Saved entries
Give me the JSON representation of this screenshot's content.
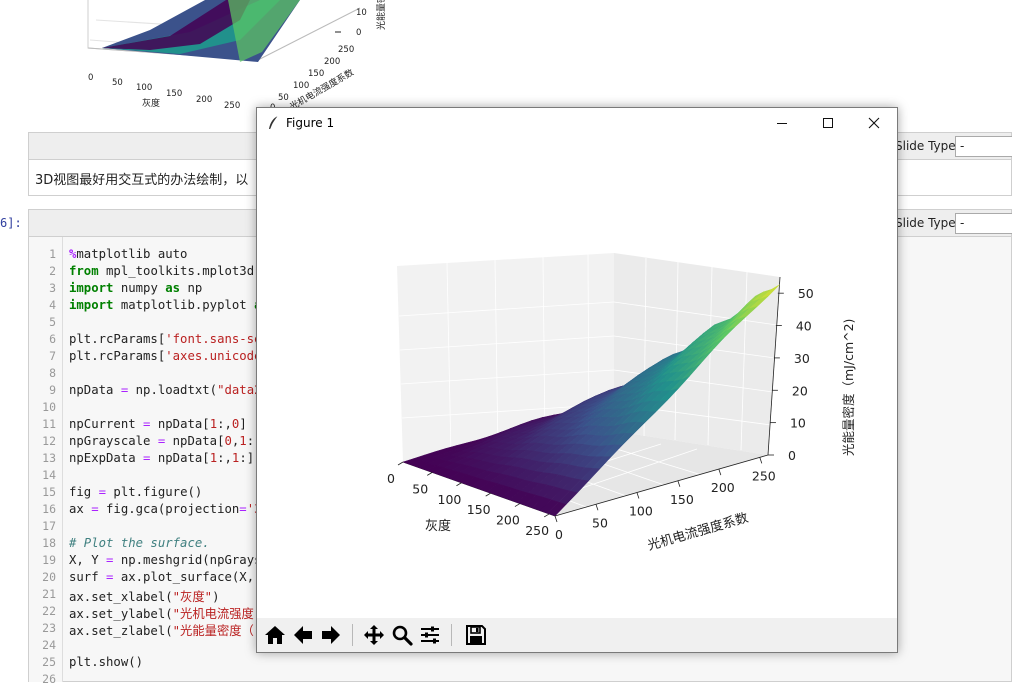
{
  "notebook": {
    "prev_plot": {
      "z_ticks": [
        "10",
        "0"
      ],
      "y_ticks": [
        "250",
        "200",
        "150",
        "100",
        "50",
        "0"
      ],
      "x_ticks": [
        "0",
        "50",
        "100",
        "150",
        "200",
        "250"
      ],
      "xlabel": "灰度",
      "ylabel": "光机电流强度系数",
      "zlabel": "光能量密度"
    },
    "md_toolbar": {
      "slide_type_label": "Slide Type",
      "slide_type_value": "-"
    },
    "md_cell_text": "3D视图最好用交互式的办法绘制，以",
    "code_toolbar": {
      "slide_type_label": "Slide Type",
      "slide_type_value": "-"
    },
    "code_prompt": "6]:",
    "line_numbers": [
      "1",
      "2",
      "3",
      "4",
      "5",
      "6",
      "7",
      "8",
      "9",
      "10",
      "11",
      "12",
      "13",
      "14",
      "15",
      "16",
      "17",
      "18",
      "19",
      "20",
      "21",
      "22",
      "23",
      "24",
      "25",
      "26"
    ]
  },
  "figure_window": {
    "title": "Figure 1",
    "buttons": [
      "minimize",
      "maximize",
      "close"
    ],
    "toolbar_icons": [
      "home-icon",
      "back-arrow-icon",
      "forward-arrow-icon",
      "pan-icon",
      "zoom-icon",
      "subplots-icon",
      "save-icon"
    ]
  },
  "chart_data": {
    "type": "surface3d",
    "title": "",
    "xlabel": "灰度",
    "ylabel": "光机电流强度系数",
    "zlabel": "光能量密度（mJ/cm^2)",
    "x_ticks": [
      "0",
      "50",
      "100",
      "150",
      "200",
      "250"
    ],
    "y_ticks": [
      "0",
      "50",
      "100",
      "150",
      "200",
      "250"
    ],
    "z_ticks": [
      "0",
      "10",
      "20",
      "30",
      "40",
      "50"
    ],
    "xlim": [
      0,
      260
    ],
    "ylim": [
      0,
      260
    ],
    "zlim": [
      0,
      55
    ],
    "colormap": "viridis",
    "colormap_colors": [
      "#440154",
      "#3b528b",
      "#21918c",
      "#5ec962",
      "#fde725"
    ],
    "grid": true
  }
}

Exercise requirements -> Would you mind returning each entry above word for word, skipping the images?

Result of the task ->
Give me the JSON representation of this screenshot's content.
{
  "notebook": {
    "prev_plot": {
      "z_ticks": [
        "10",
        "0"
      ],
      "y_ticks": [
        "250",
        "200",
        "150",
        "100",
        "50",
        "0"
      ],
      "x_ticks": [
        "0",
        "50",
        "100",
        "150",
        "200",
        "250"
      ],
      "xlabel": "灰度",
      "ylabel": "光机电流强度系数",
      "zlabel": "光能量密度"
    },
    "md_toolbar": {
      "slide_type_label": "Slide Type",
      "slide_type_value": "-"
    },
    "md_cell_text": "3D视图最好用交互式的办法绘制，以",
    "code_toolbar": {
      "slide_type_label": "Slide Type",
      "slide_type_value": "-"
    },
    "code_prompt": "6]:",
    "line_numbers": [
      "1",
      "2",
      "3",
      "4",
      "5",
      "6",
      "7",
      "8",
      "9",
      "10",
      "11",
      "12",
      "13",
      "14",
      "15",
      "16",
      "17",
      "18",
      "19",
      "20",
      "21",
      "22",
      "23",
      "24",
      "25",
      "26"
    ]
  },
  "figure_window": {
    "title": "Figure 1",
    "buttons": [
      "minimize",
      "maximize",
      "close"
    ],
    "toolbar_icons": [
      "home-icon",
      "back-arrow-icon",
      "forward-arrow-icon",
      "pan-icon",
      "zoom-icon",
      "subplots-icon",
      "save-icon"
    ]
  },
  "chart_data": {
    "type": "surface3d",
    "title": "",
    "xlabel": "灰度",
    "ylabel": "光机电流强度系数",
    "zlabel": "光能量密度（mJ/cm^2)",
    "x_ticks": [
      "0",
      "50",
      "100",
      "150",
      "200",
      "250"
    ],
    "y_ticks": [
      "0",
      "50",
      "100",
      "150",
      "200",
      "250"
    ],
    "z_ticks": [
      "0",
      "10",
      "20",
      "30",
      "40",
      "50"
    ],
    "xlim": [
      0,
      260
    ],
    "ylim": [
      0,
      260
    ],
    "zlim": [
      0,
      55
    ],
    "colormap": "viridis",
    "colormap_colors": [
      "#440154",
      "#3b528b",
      "#21918c",
      "#5ec962",
      "#fde725"
    ],
    "grid": true
  }
}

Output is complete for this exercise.